(Your instructions) In the entries below, count the lines holding "NaOH". Reply with the number only.

(Extracted data)
= = = = = = =
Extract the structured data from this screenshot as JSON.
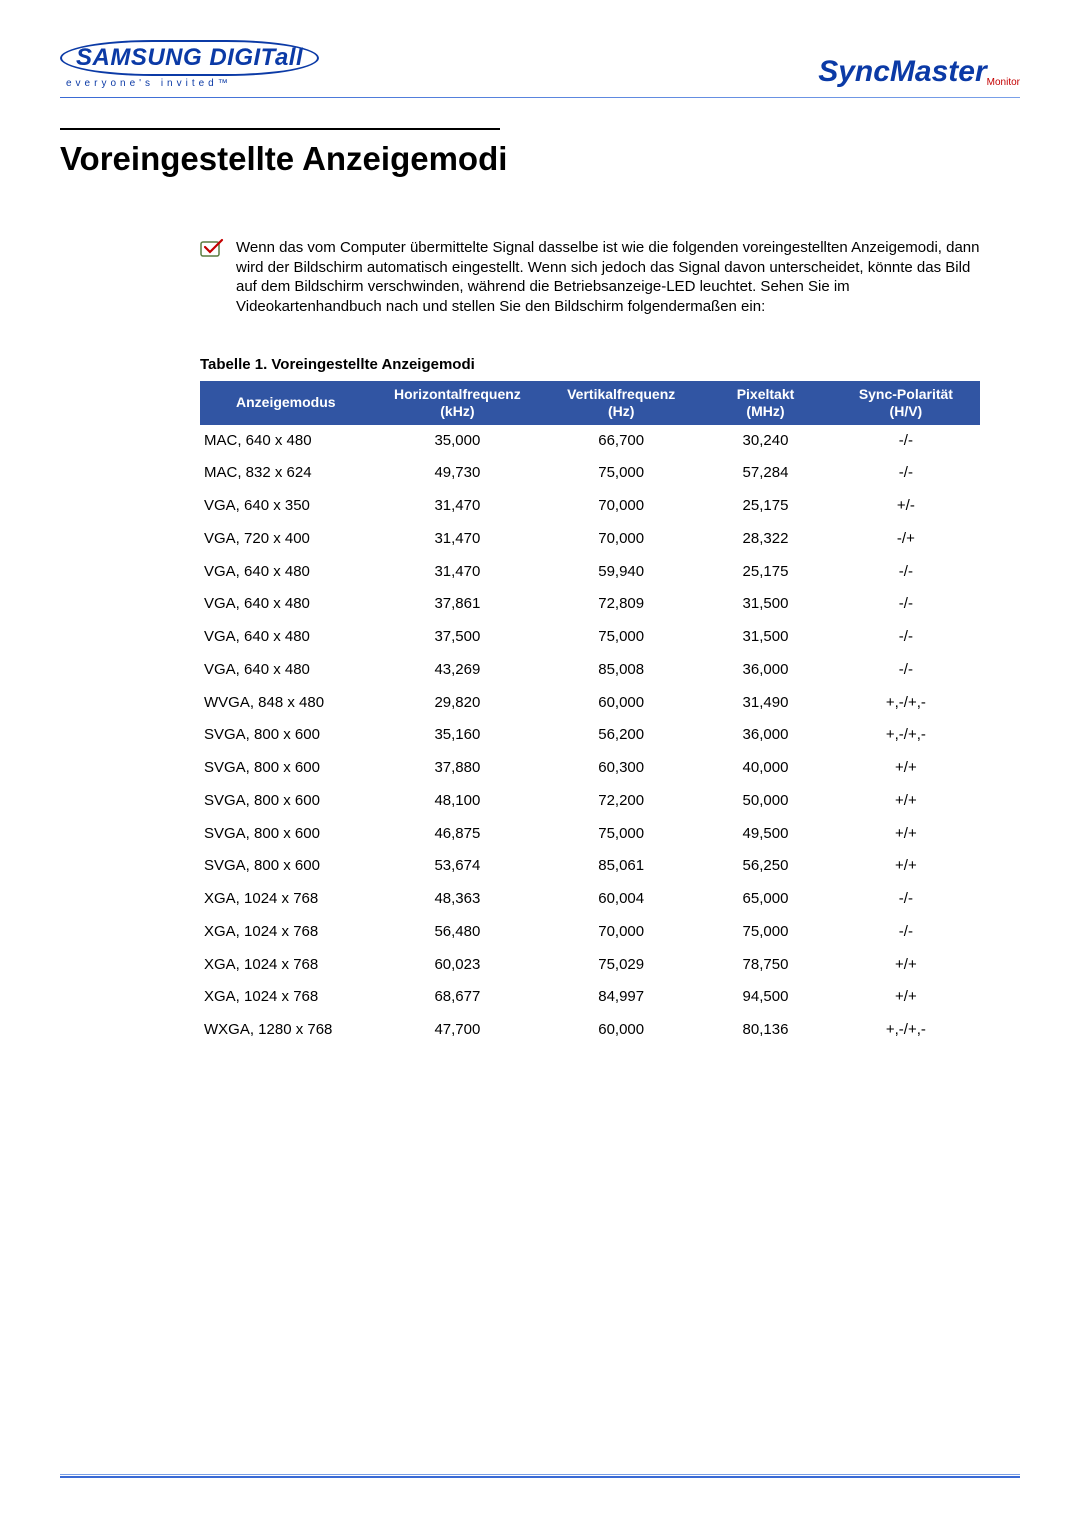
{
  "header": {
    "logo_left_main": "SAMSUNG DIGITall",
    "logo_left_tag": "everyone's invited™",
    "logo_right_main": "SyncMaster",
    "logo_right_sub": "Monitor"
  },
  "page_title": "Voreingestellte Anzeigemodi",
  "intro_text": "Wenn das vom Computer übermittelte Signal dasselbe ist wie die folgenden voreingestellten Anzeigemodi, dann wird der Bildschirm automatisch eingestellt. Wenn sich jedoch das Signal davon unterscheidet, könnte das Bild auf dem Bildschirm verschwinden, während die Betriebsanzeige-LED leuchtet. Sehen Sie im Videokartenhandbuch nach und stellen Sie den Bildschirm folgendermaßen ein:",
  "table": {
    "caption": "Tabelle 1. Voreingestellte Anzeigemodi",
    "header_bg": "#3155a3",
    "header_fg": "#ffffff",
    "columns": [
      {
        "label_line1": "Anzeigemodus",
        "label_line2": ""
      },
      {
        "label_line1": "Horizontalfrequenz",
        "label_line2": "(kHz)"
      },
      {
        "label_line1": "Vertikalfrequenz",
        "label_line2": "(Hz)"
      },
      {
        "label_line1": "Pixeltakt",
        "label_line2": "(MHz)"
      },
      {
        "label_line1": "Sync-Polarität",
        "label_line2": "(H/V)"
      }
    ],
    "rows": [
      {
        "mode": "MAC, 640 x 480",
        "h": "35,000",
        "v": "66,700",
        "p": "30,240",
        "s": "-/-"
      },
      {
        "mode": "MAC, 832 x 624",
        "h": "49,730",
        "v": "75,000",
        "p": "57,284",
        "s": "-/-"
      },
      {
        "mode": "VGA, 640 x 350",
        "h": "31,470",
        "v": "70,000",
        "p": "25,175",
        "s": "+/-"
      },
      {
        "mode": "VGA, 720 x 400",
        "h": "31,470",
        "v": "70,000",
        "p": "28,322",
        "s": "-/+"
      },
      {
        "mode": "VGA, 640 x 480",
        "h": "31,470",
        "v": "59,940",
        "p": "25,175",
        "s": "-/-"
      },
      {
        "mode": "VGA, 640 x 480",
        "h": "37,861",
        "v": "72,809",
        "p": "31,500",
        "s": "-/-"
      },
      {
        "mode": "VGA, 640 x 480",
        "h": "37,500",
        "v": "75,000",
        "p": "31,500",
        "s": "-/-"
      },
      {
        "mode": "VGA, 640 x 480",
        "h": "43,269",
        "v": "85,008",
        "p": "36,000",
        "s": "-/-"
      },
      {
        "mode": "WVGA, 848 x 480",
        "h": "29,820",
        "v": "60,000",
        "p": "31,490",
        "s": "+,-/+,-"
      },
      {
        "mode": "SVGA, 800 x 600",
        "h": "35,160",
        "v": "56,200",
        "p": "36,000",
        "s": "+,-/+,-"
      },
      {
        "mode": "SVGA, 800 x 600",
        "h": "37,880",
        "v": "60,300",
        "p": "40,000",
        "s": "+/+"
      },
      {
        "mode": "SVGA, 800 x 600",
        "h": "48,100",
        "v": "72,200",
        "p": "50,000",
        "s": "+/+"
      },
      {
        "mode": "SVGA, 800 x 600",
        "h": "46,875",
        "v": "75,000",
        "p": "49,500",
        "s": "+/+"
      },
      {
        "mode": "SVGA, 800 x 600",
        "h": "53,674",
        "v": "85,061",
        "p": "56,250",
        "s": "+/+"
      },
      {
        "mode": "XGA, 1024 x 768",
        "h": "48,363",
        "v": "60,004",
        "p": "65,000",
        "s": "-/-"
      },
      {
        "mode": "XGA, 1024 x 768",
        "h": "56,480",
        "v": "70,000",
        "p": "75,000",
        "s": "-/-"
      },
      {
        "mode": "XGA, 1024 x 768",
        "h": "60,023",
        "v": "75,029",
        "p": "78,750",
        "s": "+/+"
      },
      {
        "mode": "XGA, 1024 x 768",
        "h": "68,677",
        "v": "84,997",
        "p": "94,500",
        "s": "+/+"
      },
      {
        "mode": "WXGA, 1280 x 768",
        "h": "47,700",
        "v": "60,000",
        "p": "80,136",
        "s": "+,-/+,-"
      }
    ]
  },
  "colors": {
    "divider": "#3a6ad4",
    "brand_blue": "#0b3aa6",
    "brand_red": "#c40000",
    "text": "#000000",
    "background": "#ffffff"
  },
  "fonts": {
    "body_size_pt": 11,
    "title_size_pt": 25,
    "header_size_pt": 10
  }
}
= = = = = = =
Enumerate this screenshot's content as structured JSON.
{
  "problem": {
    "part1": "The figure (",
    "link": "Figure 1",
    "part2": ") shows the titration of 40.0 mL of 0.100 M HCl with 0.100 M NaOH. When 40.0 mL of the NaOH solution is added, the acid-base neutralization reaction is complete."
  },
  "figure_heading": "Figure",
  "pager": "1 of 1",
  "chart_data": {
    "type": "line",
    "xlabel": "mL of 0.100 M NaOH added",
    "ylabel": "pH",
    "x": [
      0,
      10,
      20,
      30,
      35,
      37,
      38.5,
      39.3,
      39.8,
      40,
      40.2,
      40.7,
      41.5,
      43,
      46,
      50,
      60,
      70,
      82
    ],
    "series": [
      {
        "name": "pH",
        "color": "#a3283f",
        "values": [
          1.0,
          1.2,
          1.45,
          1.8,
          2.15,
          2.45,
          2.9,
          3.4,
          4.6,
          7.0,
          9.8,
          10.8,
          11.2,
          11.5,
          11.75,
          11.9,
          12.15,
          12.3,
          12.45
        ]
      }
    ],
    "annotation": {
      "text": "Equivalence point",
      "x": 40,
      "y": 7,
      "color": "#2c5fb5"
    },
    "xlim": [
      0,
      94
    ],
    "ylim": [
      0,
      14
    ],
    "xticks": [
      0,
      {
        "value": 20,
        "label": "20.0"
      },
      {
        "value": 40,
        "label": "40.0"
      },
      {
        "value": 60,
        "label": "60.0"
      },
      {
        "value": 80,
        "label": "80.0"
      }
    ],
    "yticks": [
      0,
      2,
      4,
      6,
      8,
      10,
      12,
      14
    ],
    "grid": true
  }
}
= = = = = = =
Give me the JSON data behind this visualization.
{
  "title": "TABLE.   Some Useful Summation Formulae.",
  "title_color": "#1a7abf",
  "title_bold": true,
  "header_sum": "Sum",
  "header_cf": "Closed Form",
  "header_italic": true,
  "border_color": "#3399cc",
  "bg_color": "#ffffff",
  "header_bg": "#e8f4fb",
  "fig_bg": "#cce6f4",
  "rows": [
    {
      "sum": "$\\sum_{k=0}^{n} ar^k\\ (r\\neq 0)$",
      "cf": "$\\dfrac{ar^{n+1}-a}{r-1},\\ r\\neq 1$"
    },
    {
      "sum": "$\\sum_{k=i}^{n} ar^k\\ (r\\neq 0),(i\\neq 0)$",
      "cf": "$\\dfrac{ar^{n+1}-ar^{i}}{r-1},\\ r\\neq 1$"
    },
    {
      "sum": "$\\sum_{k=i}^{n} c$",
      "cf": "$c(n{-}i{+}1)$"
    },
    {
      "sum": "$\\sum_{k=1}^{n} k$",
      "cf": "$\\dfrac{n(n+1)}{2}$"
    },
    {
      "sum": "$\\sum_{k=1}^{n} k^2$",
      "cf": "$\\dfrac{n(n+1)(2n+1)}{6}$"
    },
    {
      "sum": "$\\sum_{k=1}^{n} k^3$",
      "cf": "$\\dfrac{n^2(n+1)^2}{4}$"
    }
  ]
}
= = = = = = =
(Output of the exercise) 2